▸ **WRITTEN PROBLEM**:
Copy word for word the lines of the material below, starting with the line that contains "2094, 255, 2140]" and going on through the line that contains "table-row[interactable]: 오후 4:31:33".

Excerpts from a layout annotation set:
--------
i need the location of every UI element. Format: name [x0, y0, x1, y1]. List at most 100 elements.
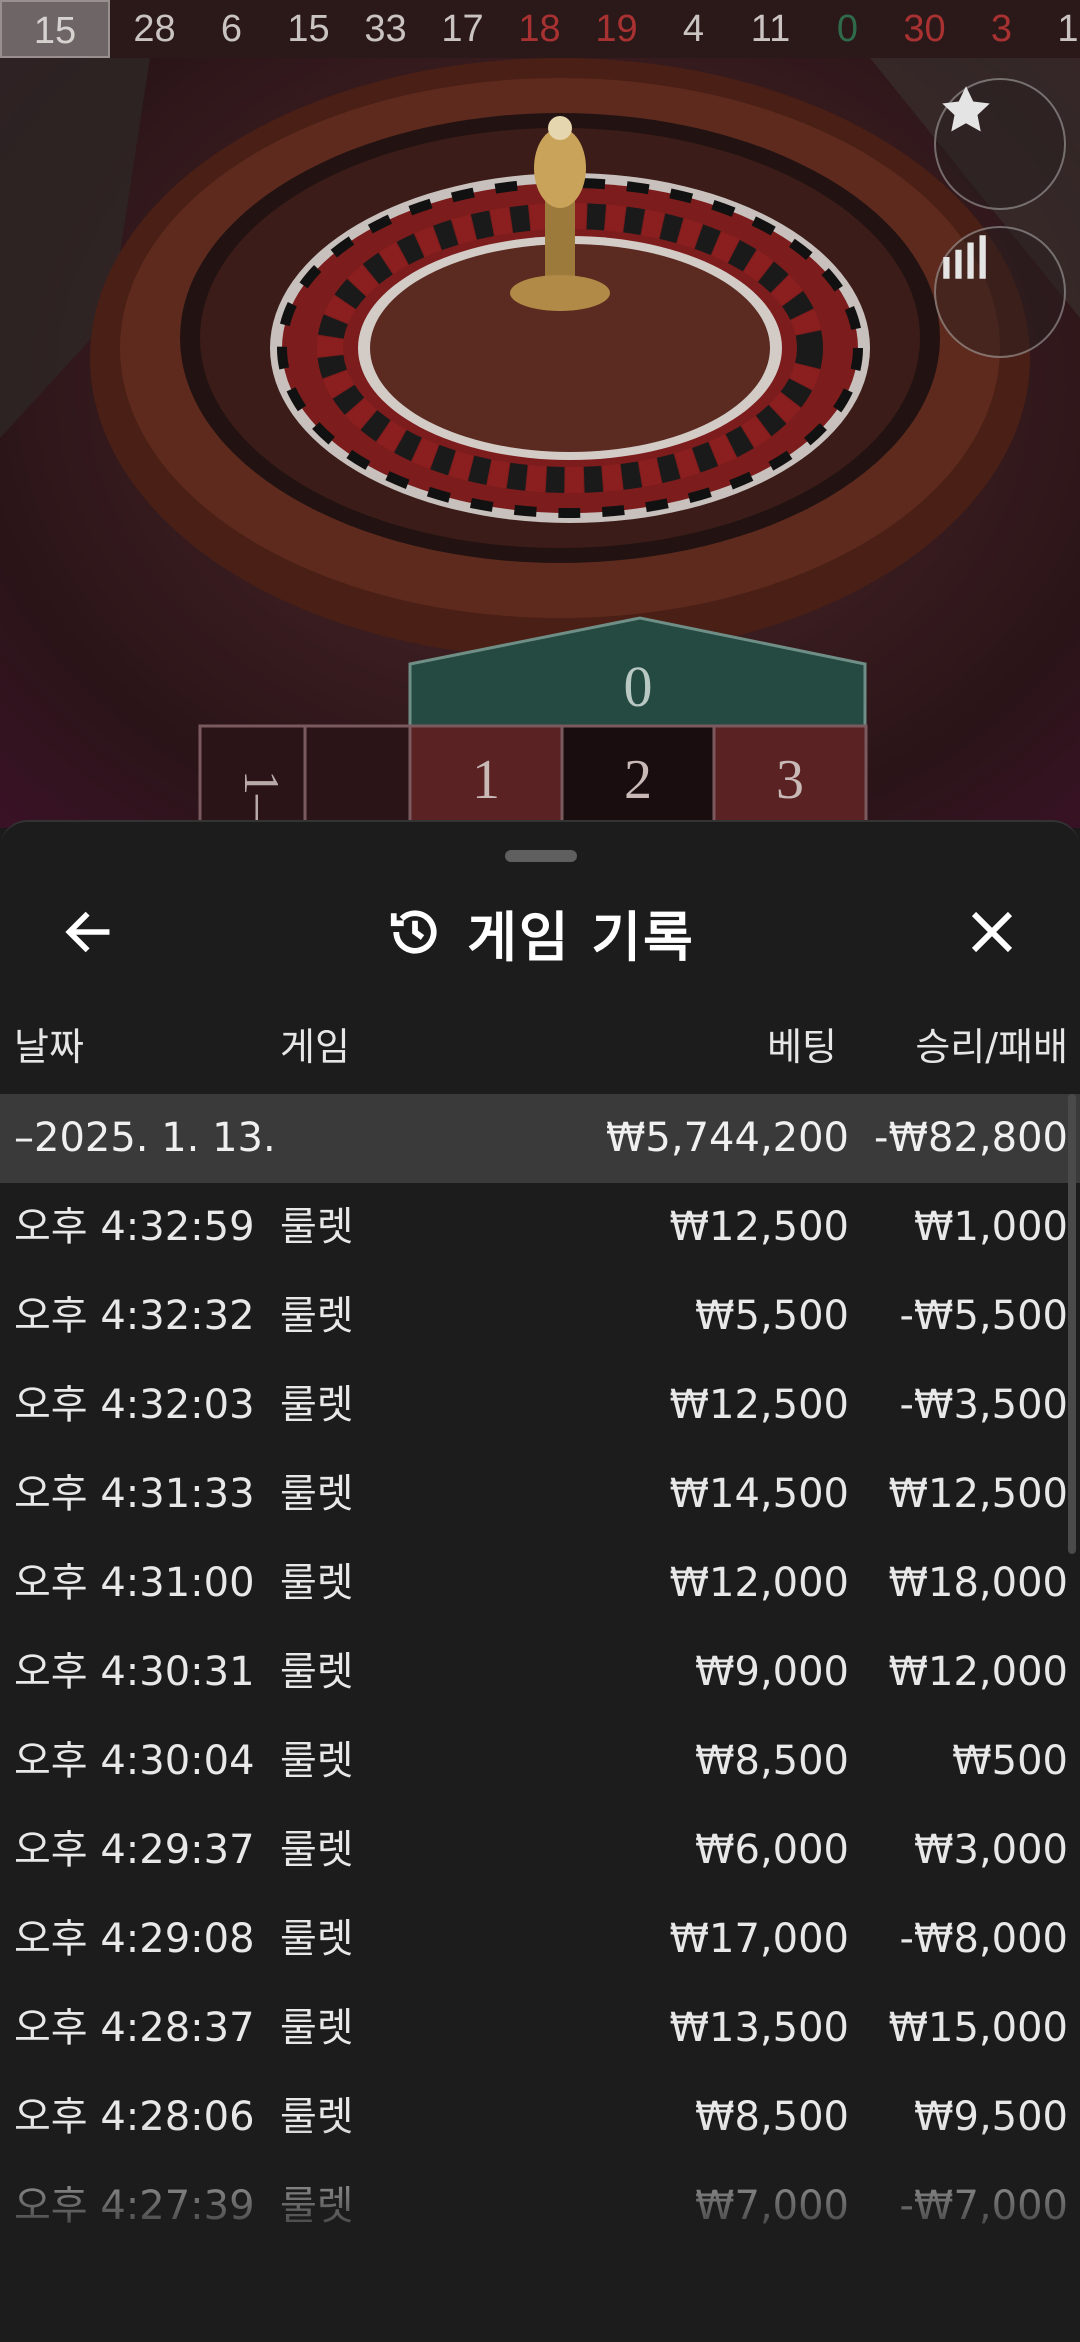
row-time: 오후 4:28:06	[14, 2094, 255, 2140]
row-bet: ₩9,000	[694, 1649, 849, 1695]
result-number: 28	[133, 8, 176, 50]
row-time: 오후 4:29:08	[14, 1916, 255, 1962]
result-number: 17	[441, 8, 484, 50]
header-bet: 베팅	[767, 1025, 837, 1069]
result-number: 15	[287, 8, 330, 50]
table-row[interactable]: 오후 4:29:08 룰렛 ₩17,000 -₩8,000	[0, 1895, 1080, 1984]
star-icon	[942, 86, 990, 132]
table-row[interactable]: 오후 4:32:03 룰렛 ₩12,500 -₩3,500	[0, 1361, 1080, 1450]
header-game: 게임	[280, 1025, 350, 1069]
row-bet: ₩8,500	[694, 1738, 849, 1784]
row-result: -₩5,500	[899, 1293, 1069, 1339]
header-result: 승리/패배	[915, 1025, 1068, 1069]
table-row[interactable]: 오후 4:29:37 룰렛 ₩6,000 ₩3,000	[0, 1806, 1080, 1895]
latest-result-number: 15	[0, 0, 110, 58]
drag-handle[interactable]	[505, 850, 577, 862]
history-icon	[391, 910, 437, 954]
row-result: ₩500	[952, 1738, 1068, 1784]
result-number: 0	[836, 8, 859, 50]
result-number: 19	[595, 8, 638, 50]
table-row[interactable]: 오후 4:32:32 룰렛 ₩5,500 -₩5,500	[0, 1272, 1080, 1361]
row-bet: ₩14,500	[669, 1471, 849, 1517]
row-result: -₩3,500	[899, 1382, 1069, 1428]
row-bet: ₩6,000	[694, 1827, 849, 1873]
table-cell-3: 3	[776, 749, 804, 811]
table-row[interactable]: 오후 4:27:39 룰렛 ₩7,000 -₩7,000	[0, 2162, 1080, 2251]
row-result: ₩1,000	[913, 1204, 1068, 1250]
row-time: 오후 4:27:39	[14, 2183, 255, 2229]
row-result: ₩12,000	[888, 1649, 1068, 1695]
date-group-header[interactable]: –2025. 1. 13. ₩5,744,200 -₩82,800	[0, 1094, 1080, 1183]
row-game: 룰렛	[280, 1738, 354, 1784]
row-result: -₩8,000	[899, 1916, 1069, 1962]
row-game: 룰렛	[280, 2005, 354, 2051]
table-row[interactable]: 오후 4:30:31 룰렛 ₩9,000 ₩12,000	[0, 1628, 1080, 1717]
scrollbar[interactable]	[1068, 1094, 1076, 1554]
table-row[interactable]: 오후 4:30:04 룰렛 ₩8,500 ₩500	[0, 1717, 1080, 1806]
result-number: 11	[750, 8, 791, 50]
row-time: 오후 4:29:37	[14, 1827, 255, 1873]
table-row[interactable]: 오후 4:31:33 룰렛 ₩14,500 ₩12,500	[0, 1450, 1080, 1539]
page-title: 게임 기록	[467, 905, 695, 969]
arrow-left-icon	[65, 911, 110, 953]
group-result-total: -₩82,800	[874, 1115, 1068, 1161]
row-bet: ₩8,500	[694, 2094, 849, 2140]
game-history-sheet: 게임 기록 날짜 게임 베팅 승리/패배 –2025. 1. 13. ₩5,74…	[0, 820, 1080, 2342]
row-game: 룰렛	[280, 1560, 354, 1606]
result-number: 4	[682, 8, 705, 50]
row-game: 룰렛	[280, 1827, 354, 1873]
row-time: 오후 4:30:04	[14, 1738, 255, 1784]
row-time: 오후 4:31:00	[14, 1560, 255, 1606]
group-date: –2025. 1. 13.	[14, 1115, 276, 1161]
table-cell-2: 2	[624, 749, 652, 811]
row-result: ₩18,000	[888, 1560, 1068, 1606]
row-result: ₩3,000	[913, 1827, 1068, 1873]
table-row[interactable]: 오후 4:28:37 룰렛 ₩13,500 ₩15,000	[0, 1984, 1080, 2073]
result-number: 6	[220, 8, 243, 50]
back-button[interactable]	[48, 892, 128, 972]
row-bet: ₩17,000	[669, 1916, 849, 1962]
header-date: 날짜	[14, 1025, 84, 1069]
sheet-header: 게임 기록	[0, 892, 1080, 972]
table-row[interactable]: 오후 4:28:06 룰렛 ₩8,500 ₩9,500	[0, 2073, 1080, 2162]
table-row[interactable]: 오후 4:31:00 룰렛 ₩12,000 ₩18,000	[0, 1539, 1080, 1628]
group-bet-total: ₩5,744,200	[605, 1115, 849, 1161]
row-time: 오후 4:31:33	[14, 1471, 255, 1517]
row-game: 룰렛	[280, 1382, 354, 1428]
statistics-button[interactable]	[934, 226, 1066, 358]
roulette-wheel-scene: 0 1– 1 2 3	[0, 58, 1080, 828]
table-side-label: 1–	[234, 770, 290, 821]
row-bet: ₩12,500	[669, 1204, 849, 1250]
row-time: 오후 4:32:59	[14, 1204, 255, 1250]
row-bet: ₩5,500	[694, 1293, 849, 1339]
table-row[interactable]: 오후 4:32:59 룰렛 ₩12,500 ₩1,000	[0, 1183, 1080, 1272]
result-number: 18	[518, 8, 561, 50]
row-game: 룰렛	[280, 2183, 354, 2229]
row-game: 룰렛	[280, 1204, 354, 1250]
result-number: 10	[1057, 8, 1080, 50]
row-time: 오후 4:28:37	[14, 2005, 255, 2051]
table-cell-1: 1	[472, 749, 500, 811]
row-result: ₩15,000	[888, 2005, 1068, 2051]
close-icon	[971, 911, 1013, 953]
close-button[interactable]	[952, 892, 1032, 972]
bar-chart-icon	[943, 235, 986, 279]
row-bet: ₩12,500	[669, 1382, 849, 1428]
row-time: 오후 4:32:32	[14, 1293, 255, 1339]
result-number: 33	[364, 8, 407, 50]
column-headers: 날짜 게임 베팅 승리/패배	[0, 1017, 1080, 1077]
row-bet: ₩12,000	[669, 1560, 849, 1606]
row-game: 룰렛	[280, 2094, 354, 2140]
row-game: 룰렛	[280, 1916, 354, 1962]
live-video: 0 1– 1 2 3	[0, 58, 1080, 828]
row-time: 오후 4:32:03	[14, 1382, 255, 1428]
table-zero-label: 0	[624, 654, 653, 719]
row-result: ₩9,500	[913, 2094, 1068, 2140]
row-game: 룰렛	[280, 1649, 354, 1695]
result-number: 3	[990, 8, 1013, 50]
result-number: 30	[903, 8, 946, 50]
row-bet: ₩13,500	[669, 2005, 849, 2051]
row-bet: ₩7,000	[694, 2183, 849, 2229]
favorite-button[interactable]	[934, 78, 1066, 210]
row-result: -₩7,000	[899, 2183, 1069, 2229]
--------
▸ **RESPONSE TO THE TASK**:
row-time: 오후 4:28:06	[14, 2094, 255, 2140]
row-bet: ₩9,000	[694, 1649, 849, 1695]
result-number: 28	[133, 8, 176, 50]
row-time: 오후 4:29:08	[14, 1916, 255, 1962]
result-number: 17	[441, 8, 484, 50]
header-bet: 베팅	[767, 1025, 837, 1069]
result-number: 15	[287, 8, 330, 50]
table-row[interactable]: 오후 4:29:08 룰렛 ₩17,000 -₩8,000	[0, 1895, 1080, 1984]
star-icon	[942, 86, 990, 132]
table-row[interactable]: 오후 4:32:03 룰렛 ₩12,500 -₩3,500	[0, 1361, 1080, 1450]
header-game: 게임	[280, 1025, 350, 1069]
row-bet: ₩8,500	[694, 1738, 849, 1784]
row-result: -₩5,500	[899, 1293, 1069, 1339]
header-result: 승리/패배	[915, 1025, 1068, 1069]
table-row[interactable]: 오후 4:29:37 룰렛 ₩6,000 ₩3,000	[0, 1806, 1080, 1895]
latest-result-number: 15	[0, 0, 110, 58]
drag-handle[interactable]	[505, 850, 577, 862]
history-icon	[391, 910, 437, 954]
row-result: ₩500	[952, 1738, 1068, 1784]
result-number: 0	[836, 8, 859, 50]
result-number: 19	[595, 8, 638, 50]
table-row[interactable]: 오후 4:32:32 룰렛 ₩5,500 -₩5,500	[0, 1272, 1080, 1361]
row-bet: ₩14,500	[669, 1471, 849, 1517]
row-result: -₩3,500	[899, 1382, 1069, 1428]
row-bet: ₩6,000	[694, 1827, 849, 1873]
table-cell-3: 3	[776, 749, 804, 811]
table-row[interactable]: 오후 4:27:39 룰렛 ₩7,000 -₩7,000	[0, 2162, 1080, 2251]
row-result: ₩1,000	[913, 1204, 1068, 1250]
row-time: 오후 4:27:39	[14, 2183, 255, 2229]
row-result: ₩12,000	[888, 1649, 1068, 1695]
date-group-header[interactable]: –2025. 1. 13. ₩5,744,200 -₩82,800	[0, 1094, 1080, 1183]
row-game: 룰렛	[280, 1738, 354, 1784]
row-result: -₩8,000	[899, 1916, 1069, 1962]
row-game: 룰렛	[280, 2005, 354, 2051]
table-row[interactable]: 오후 4:30:31 룰렛 ₩9,000 ₩12,000	[0, 1628, 1080, 1717]
scrollbar[interactable]	[1068, 1094, 1076, 1554]
table-row[interactable]: 오후 4:30:04 룰렛 ₩8,500 ₩500	[0, 1717, 1080, 1806]
result-number: 11	[750, 8, 791, 50]
row-time: 오후 4:29:37	[14, 1827, 255, 1873]
table-row[interactable]: 오후 4:31:33 룰렛 ₩14,500 ₩12,500	[0, 1450, 1080, 1539]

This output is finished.